# YOUR TASK
Among the records below, find each line that includes the string "रकरण" and copy it.

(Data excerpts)
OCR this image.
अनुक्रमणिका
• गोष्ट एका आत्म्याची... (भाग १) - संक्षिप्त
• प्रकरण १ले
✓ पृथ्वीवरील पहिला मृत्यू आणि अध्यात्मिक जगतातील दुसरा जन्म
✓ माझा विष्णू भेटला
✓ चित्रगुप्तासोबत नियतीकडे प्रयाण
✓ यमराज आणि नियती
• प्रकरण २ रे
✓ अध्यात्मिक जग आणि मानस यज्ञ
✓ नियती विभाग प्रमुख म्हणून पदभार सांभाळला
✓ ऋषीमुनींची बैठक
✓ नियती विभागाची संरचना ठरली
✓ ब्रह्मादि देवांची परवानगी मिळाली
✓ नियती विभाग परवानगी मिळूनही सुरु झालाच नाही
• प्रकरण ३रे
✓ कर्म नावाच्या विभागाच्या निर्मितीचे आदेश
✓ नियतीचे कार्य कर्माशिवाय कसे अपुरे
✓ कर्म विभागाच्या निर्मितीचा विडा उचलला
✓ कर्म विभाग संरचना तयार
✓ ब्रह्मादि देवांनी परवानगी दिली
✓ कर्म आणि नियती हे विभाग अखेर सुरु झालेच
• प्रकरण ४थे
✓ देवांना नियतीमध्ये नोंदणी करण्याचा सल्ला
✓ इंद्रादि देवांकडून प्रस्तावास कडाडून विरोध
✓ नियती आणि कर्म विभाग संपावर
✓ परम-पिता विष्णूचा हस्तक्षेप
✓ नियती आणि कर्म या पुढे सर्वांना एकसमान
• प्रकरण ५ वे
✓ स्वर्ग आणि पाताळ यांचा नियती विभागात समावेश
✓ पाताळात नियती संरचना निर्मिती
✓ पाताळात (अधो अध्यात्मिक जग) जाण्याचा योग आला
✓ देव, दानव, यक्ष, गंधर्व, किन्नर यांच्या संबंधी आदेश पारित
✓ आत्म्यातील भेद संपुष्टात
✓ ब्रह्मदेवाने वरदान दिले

# ANSWER BELOW
• प्रकरण १ले
• प्रकरण २ रे
• प्रकरण ३रे
• प्रकरण ४थे
• प्रकरण ५ वे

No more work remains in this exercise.